#### EXERCISE DIRECTIONS:
Give the listing again exactly, omitting its images.

#### THE DATA:
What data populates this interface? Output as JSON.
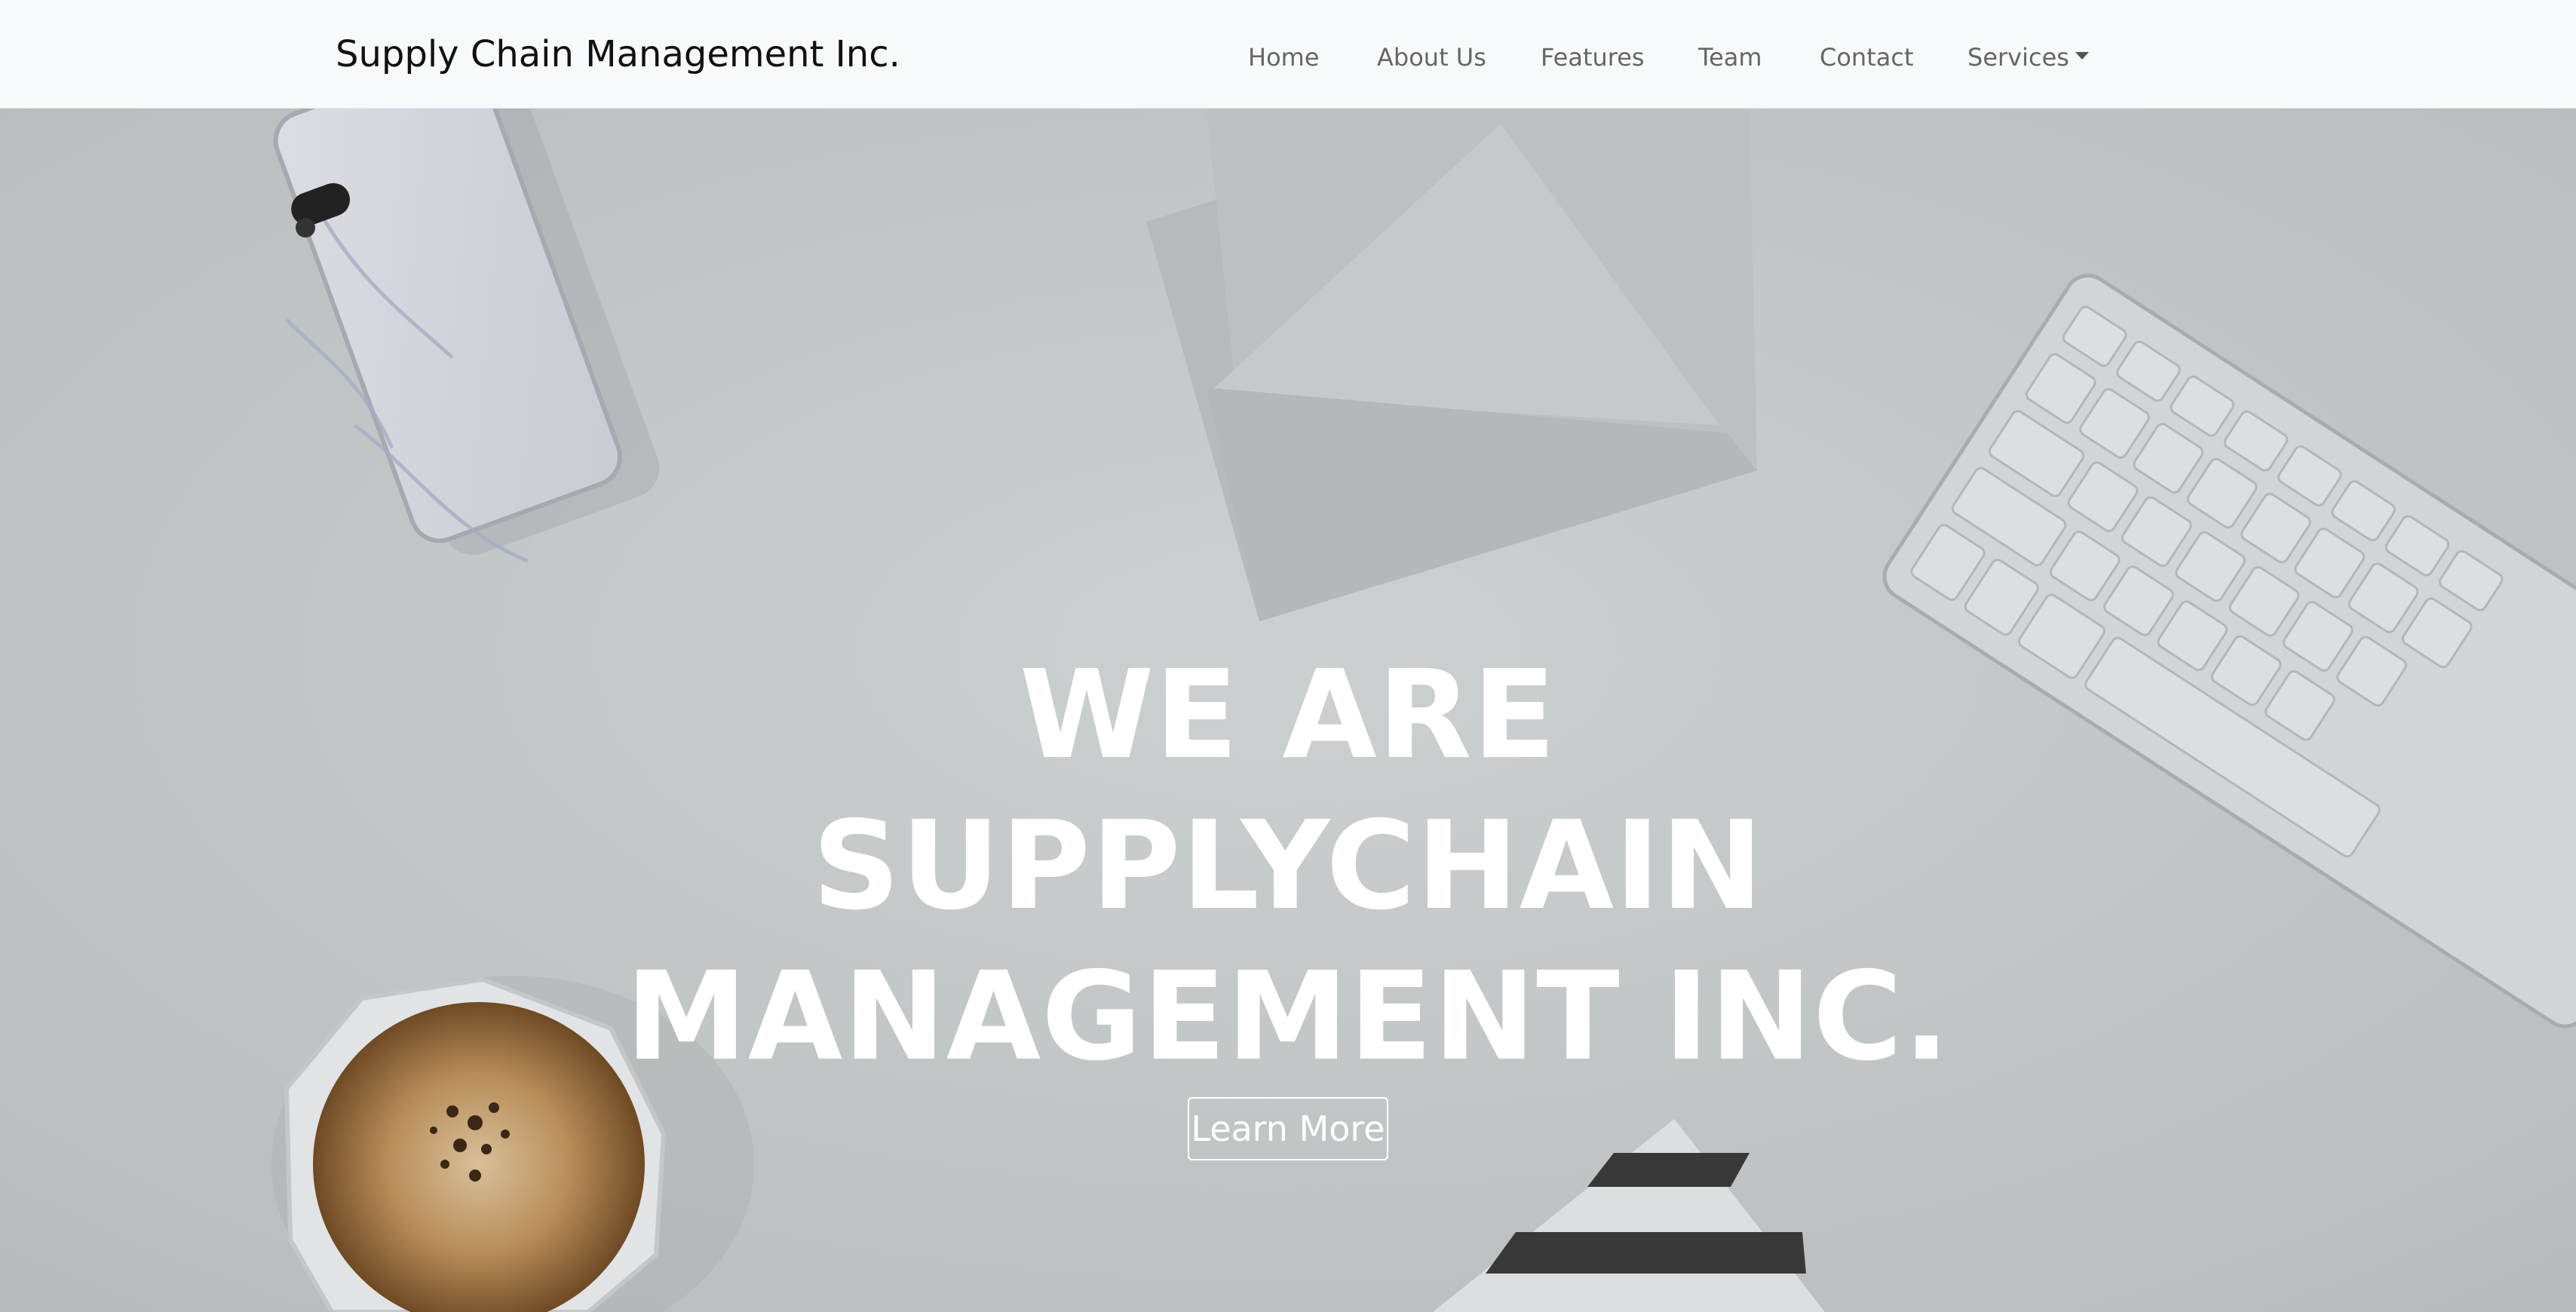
{
  "navbar": {
    "brand": "Supply Chain Management Inc.",
    "links": [
      {
        "label": "Home"
      },
      {
        "label": "About Us"
      },
      {
        "label": "Features"
      },
      {
        "label": "Team"
      },
      {
        "label": "Contact"
      },
      {
        "label": "Services",
        "icon": "caret-down-icon"
      }
    ]
  },
  "hero": {
    "title_lines": [
      "WE ARE",
      "SUPPLYCHAIN",
      "MANAGEMENT INC."
    ],
    "cta_label": "Learn More"
  },
  "colors": {
    "navbar_bg": "#f8f9fa",
    "hero_overlay": "#c3c6c7",
    "hero_text": "#ffffff",
    "nav_text": "#666666"
  }
}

#### TASK OUTPUT:
What data populates this interface? Output as JSON.
{
  "navbar": {
    "brand": "Supply Chain Management Inc.",
    "links": [
      {
        "label": "Home"
      },
      {
        "label": "About Us"
      },
      {
        "label": "Features"
      },
      {
        "label": "Team"
      },
      {
        "label": "Contact"
      },
      {
        "label": "Services",
        "icon": "caret-down-icon"
      }
    ]
  },
  "hero": {
    "title_lines": [
      "WE ARE",
      "SUPPLYCHAIN",
      "MANAGEMENT INC."
    ],
    "cta_label": "Learn More"
  },
  "colors": {
    "navbar_bg": "#f8f9fa",
    "hero_overlay": "#c3c6c7",
    "hero_text": "#ffffff",
    "nav_text": "#666666"
  }
}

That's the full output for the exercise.